- GIVEN REQUEST
Report every line from the material that contains the word "bosatt".
## Begin DATA
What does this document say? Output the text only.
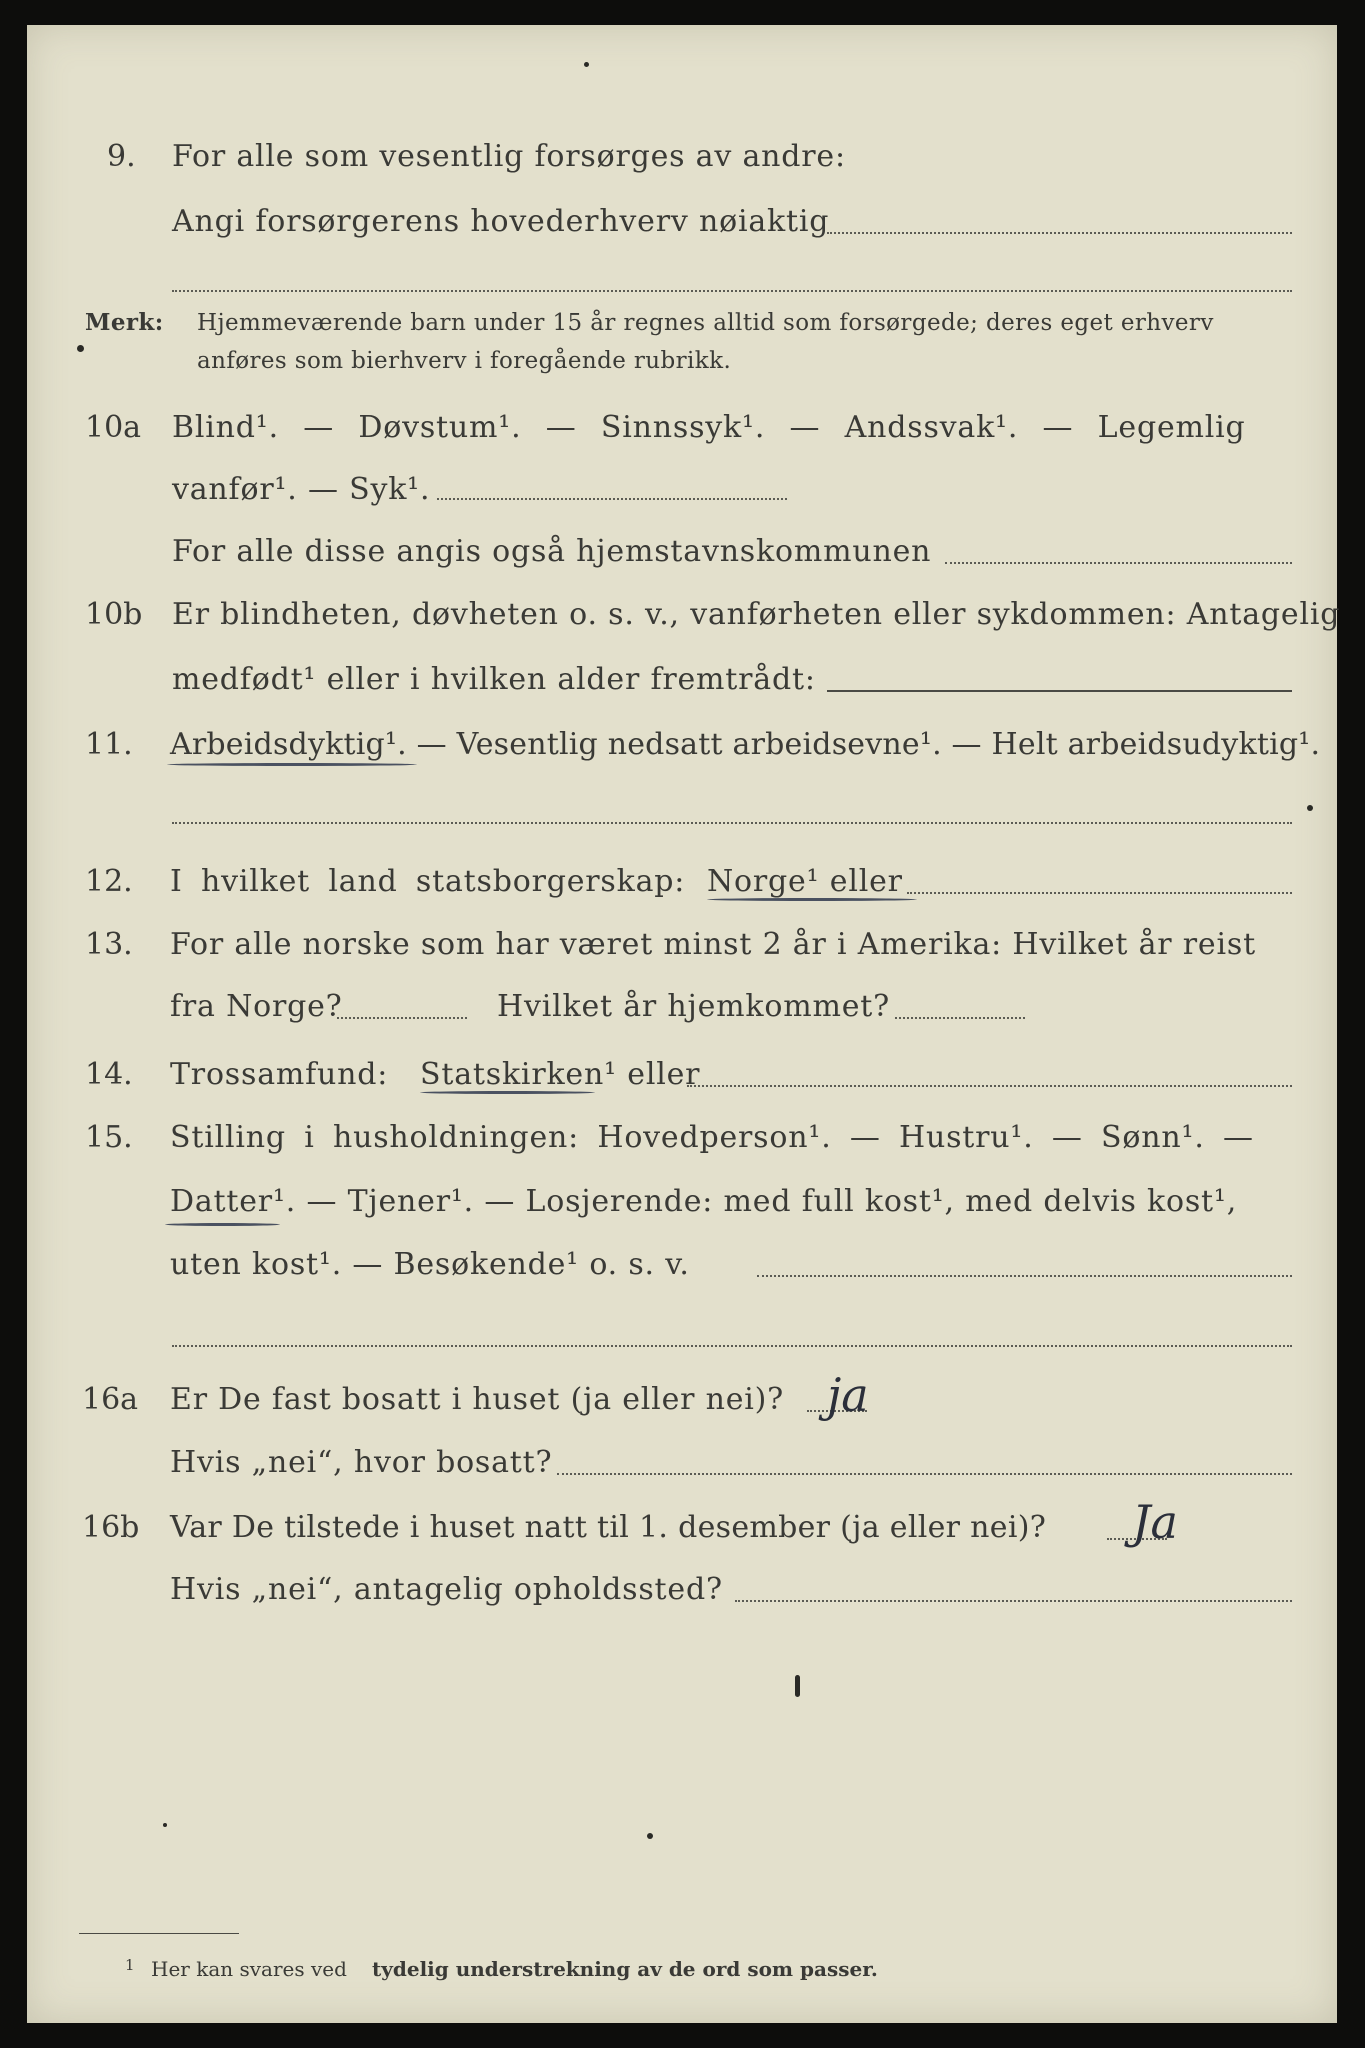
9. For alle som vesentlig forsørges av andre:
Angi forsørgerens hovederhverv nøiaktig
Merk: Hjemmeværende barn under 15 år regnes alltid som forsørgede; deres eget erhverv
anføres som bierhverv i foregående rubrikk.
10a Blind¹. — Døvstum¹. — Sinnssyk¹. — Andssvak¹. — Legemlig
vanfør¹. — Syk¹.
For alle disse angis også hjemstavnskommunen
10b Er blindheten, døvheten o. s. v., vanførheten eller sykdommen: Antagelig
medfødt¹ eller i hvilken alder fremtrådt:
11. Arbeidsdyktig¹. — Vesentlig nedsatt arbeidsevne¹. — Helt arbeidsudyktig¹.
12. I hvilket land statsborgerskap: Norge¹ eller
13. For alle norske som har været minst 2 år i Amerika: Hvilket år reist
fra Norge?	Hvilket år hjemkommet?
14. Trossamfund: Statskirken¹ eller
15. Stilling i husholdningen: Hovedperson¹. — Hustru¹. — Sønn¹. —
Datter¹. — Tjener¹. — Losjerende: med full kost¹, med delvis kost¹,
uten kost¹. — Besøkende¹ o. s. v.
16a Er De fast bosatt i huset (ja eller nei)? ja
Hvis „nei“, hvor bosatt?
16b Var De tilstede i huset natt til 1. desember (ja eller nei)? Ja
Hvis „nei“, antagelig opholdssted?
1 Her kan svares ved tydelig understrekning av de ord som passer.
## End DATA
## Begin DATA
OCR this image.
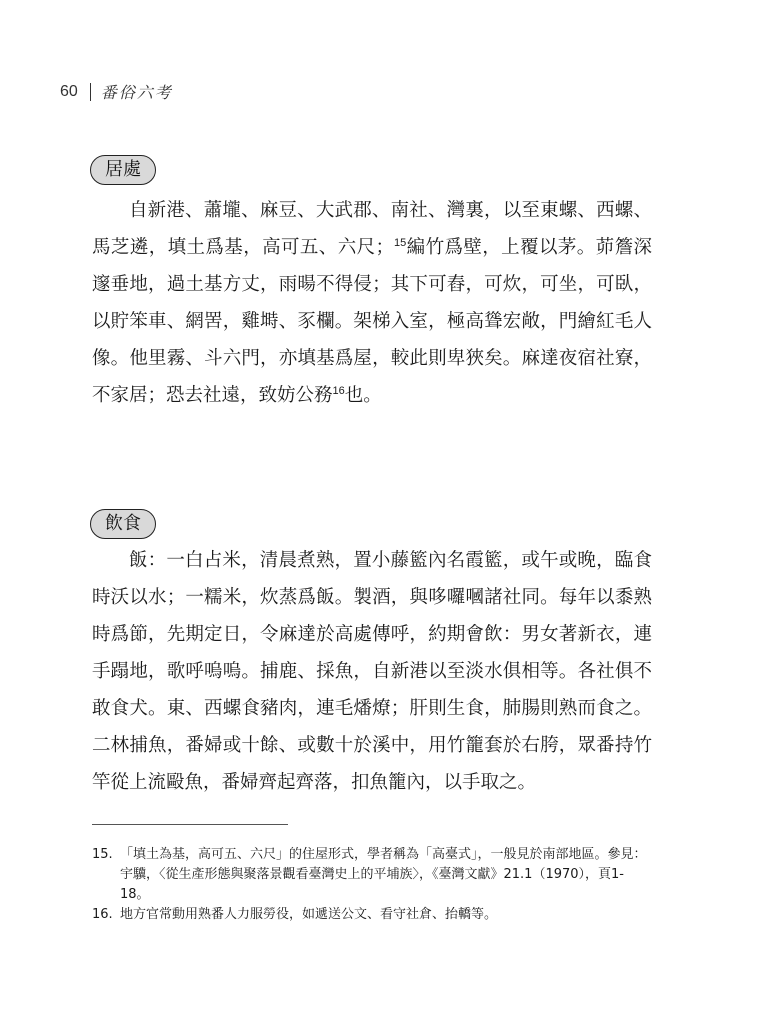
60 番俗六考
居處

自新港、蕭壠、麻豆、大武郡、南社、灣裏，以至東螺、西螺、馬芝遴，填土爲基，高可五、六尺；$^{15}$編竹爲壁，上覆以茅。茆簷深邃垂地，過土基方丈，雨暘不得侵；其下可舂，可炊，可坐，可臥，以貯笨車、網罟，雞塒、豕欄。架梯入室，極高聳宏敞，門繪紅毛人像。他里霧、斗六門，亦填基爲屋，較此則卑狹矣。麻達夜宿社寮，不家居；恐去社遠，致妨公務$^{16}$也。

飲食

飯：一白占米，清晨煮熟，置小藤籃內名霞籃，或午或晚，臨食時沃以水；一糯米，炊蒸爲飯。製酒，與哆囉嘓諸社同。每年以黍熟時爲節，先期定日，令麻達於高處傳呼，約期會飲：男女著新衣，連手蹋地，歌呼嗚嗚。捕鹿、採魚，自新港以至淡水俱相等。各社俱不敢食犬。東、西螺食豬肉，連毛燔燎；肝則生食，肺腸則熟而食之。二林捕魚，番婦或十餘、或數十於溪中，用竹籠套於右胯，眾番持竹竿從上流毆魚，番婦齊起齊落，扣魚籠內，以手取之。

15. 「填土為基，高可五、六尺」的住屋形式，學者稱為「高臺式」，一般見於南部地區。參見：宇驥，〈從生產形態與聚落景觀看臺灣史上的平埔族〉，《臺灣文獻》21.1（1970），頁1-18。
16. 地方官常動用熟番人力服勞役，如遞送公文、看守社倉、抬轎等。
## End DATA
- COMPLETED EXERCISE
16a Er De fast bosatt i huset (ja eller nei)? ja
Hvis „nei“, hvor bosatt?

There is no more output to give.